# [What is expected]
Exactly repeat all the records below, omitting the images they hold.

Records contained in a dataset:
******
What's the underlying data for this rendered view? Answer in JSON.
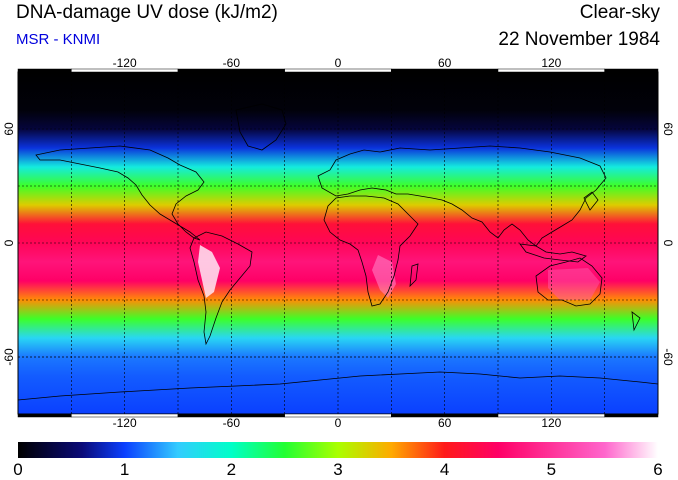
{
  "header": {
    "title": "DNA-damage UV dose (kJ/m2)",
    "source": "MSR - KNMI",
    "condition": "Clear-sky",
    "date": "22 November 1984"
  },
  "colors": {
    "source_text": "#0000dd",
    "coastline": "#000000",
    "grid": "#000000"
  },
  "map": {
    "projection": "equirectangular",
    "lon_range": [
      -180,
      180
    ],
    "lat_range": [
      -90,
      90
    ],
    "lon_ticks": [
      -120,
      -60,
      0,
      60,
      120
    ],
    "lon_tick_labels": [
      "-120",
      "-60",
      "0",
      "60",
      "120"
    ],
    "lat_ticks": [
      60,
      0,
      -60
    ],
    "lat_tick_labels": [
      "60",
      "0",
      "-60"
    ],
    "gridlines_lon": [
      -150,
      -90,
      -30,
      30,
      90,
      150
    ],
    "gridlines_lat": [
      30,
      -30,
      -60
    ]
  },
  "colorbar": {
    "min": 0,
    "max": 6,
    "tick_labels": [
      "0",
      "1",
      "2",
      "3",
      "4",
      "5",
      "6"
    ],
    "stops": [
      {
        "value": 0,
        "color": "#000000"
      },
      {
        "value": 0.6,
        "color": "#0a0a78"
      },
      {
        "value": 1.0,
        "color": "#0b40ff"
      },
      {
        "value": 1.5,
        "color": "#33ccff"
      },
      {
        "value": 2.0,
        "color": "#00ffc8"
      },
      {
        "value": 2.5,
        "color": "#22ff33"
      },
      {
        "value": 3.0,
        "color": "#aaff00"
      },
      {
        "value": 3.5,
        "color": "#ffaa00"
      },
      {
        "value": 4.0,
        "color": "#ff1a1a"
      },
      {
        "value": 4.5,
        "color": "#ff0066"
      },
      {
        "value": 5.0,
        "color": "#ff3399"
      },
      {
        "value": 5.5,
        "color": "#ff66cc"
      },
      {
        "value": 6.0,
        "color": "#ffffff"
      }
    ]
  },
  "uv_profile": {
    "latitudes": [
      90,
      70,
      60,
      50,
      40,
      30,
      20,
      10,
      0,
      -10,
      -20,
      -30,
      -40,
      -50,
      -60,
      -70,
      -90
    ],
    "dose": [
      0,
      0.05,
      0.3,
      0.9,
      1.8,
      2.6,
      3.3,
      4.2,
      4.4,
      4.7,
      4.5,
      3.6,
      2.6,
      1.6,
      1.2,
      1.1,
      1.0
    ]
  }
}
******
# [Expected answer]
What's the underlying data for this rendered view? Answer in JSON.
{
  "header": {
    "title": "DNA-damage UV dose (kJ/m2)",
    "source": "MSR - KNMI",
    "condition": "Clear-sky",
    "date": "22 November 1984"
  },
  "colors": {
    "source_text": "#0000dd",
    "coastline": "#000000",
    "grid": "#000000"
  },
  "map": {
    "projection": "equirectangular",
    "lon_range": [
      -180,
      180
    ],
    "lat_range": [
      -90,
      90
    ],
    "lon_ticks": [
      -120,
      -60,
      0,
      60,
      120
    ],
    "lon_tick_labels": [
      "-120",
      "-60",
      "0",
      "60",
      "120"
    ],
    "lat_ticks": [
      60,
      0,
      -60
    ],
    "lat_tick_labels": [
      "60",
      "0",
      "-60"
    ],
    "gridlines_lon": [
      -150,
      -90,
      -30,
      30,
      90,
      150
    ],
    "gridlines_lat": [
      30,
      -30,
      -60
    ]
  },
  "colorbar": {
    "min": 0,
    "max": 6,
    "tick_labels": [
      "0",
      "1",
      "2",
      "3",
      "4",
      "5",
      "6"
    ],
    "stops": [
      {
        "value": 0,
        "color": "#000000"
      },
      {
        "value": 0.6,
        "color": "#0a0a78"
      },
      {
        "value": 1.0,
        "color": "#0b40ff"
      },
      {
        "value": 1.5,
        "color": "#33ccff"
      },
      {
        "value": 2.0,
        "color": "#00ffc8"
      },
      {
        "value": 2.5,
        "color": "#22ff33"
      },
      {
        "value": 3.0,
        "color": "#aaff00"
      },
      {
        "value": 3.5,
        "color": "#ffaa00"
      },
      {
        "value": 4.0,
        "color": "#ff1a1a"
      },
      {
        "value": 4.5,
        "color": "#ff0066"
      },
      {
        "value": 5.0,
        "color": "#ff3399"
      },
      {
        "value": 5.5,
        "color": "#ff66cc"
      },
      {
        "value": 6.0,
        "color": "#ffffff"
      }
    ]
  },
  "uv_profile": {
    "latitudes": [
      90,
      70,
      60,
      50,
      40,
      30,
      20,
      10,
      0,
      -10,
      -20,
      -30,
      -40,
      -50,
      -60,
      -70,
      -90
    ],
    "dose": [
      0,
      0.05,
      0.3,
      0.9,
      1.8,
      2.6,
      3.3,
      4.2,
      4.4,
      4.7,
      4.5,
      3.6,
      2.6,
      1.6,
      1.2,
      1.1,
      1.0
    ]
  }
}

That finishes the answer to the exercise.